[What this task involves] Exclude images, then output the remaining data verbatim.

↓↓↓

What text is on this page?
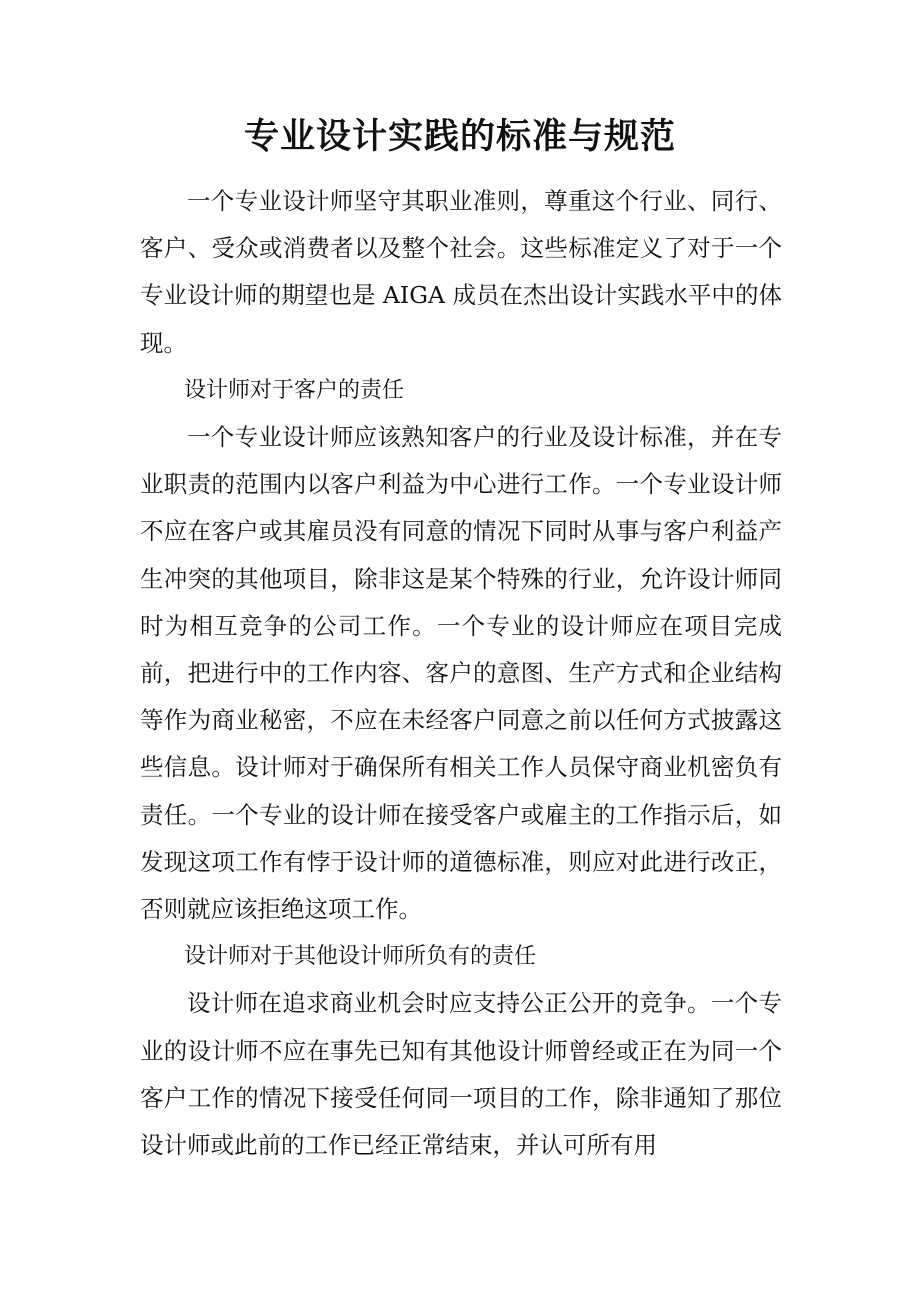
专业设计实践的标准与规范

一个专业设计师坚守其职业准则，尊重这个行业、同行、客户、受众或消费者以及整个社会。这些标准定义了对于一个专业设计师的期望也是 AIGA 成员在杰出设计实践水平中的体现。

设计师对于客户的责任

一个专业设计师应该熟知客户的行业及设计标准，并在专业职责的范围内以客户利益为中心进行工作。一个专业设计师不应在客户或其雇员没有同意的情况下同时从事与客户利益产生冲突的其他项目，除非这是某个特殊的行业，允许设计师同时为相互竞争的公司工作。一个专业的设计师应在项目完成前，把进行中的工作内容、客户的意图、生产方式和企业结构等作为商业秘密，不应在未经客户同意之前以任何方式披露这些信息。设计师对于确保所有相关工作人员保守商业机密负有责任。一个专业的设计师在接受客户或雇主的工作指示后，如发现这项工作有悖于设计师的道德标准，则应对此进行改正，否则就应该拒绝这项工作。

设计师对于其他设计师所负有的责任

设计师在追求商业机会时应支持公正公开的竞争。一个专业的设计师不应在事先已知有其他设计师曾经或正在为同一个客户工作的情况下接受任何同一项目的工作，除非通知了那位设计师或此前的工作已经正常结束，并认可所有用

↑↑↑

[Result]
What text is on this page?
专业设计实践的标准与规范

一个专业设计师坚守其职业准则，尊重这个行业、同行、客户、受众或消费者以及整个社会。这些标准定义了对于一个专业设计师的期望也是 AIGA 成员在杰出设计实践水平中的体现。

设计师对于客户的责任

一个专业设计师应该熟知客户的行业及设计标准，并在专业职责的范围内以客户利益为中心进行工作。一个专业设计师不应在客户或其雇员没有同意的情况下同时从事与客户利益产生冲突的其他项目，除非这是某个特殊的行业，允许设计师同时为相互竞争的公司工作。一个专业的设计师应在项目完成前，把进行中的工作内容、客户的意图、生产方式和企业结构等作为商业秘密，不应在未经客户同意之前以任何方式披露这些信息。设计师对于确保所有相关工作人员保守商业机密负有责任。一个专业的设计师在接受客户或雇主的工作指示后，如发现这项工作有悖于设计师的道德标准，则应对此进行改正，否则就应该拒绝这项工作。

设计师对于其他设计师所负有的责任

设计师在追求商业机会时应支持公正公开的竞争。一个专业的设计师不应在事先已知有其他设计师曾经或正在为同一个客户工作的情况下接受任何同一项目的工作，除非通知了那位设计师或此前的工作已经正常结束，并认可所有用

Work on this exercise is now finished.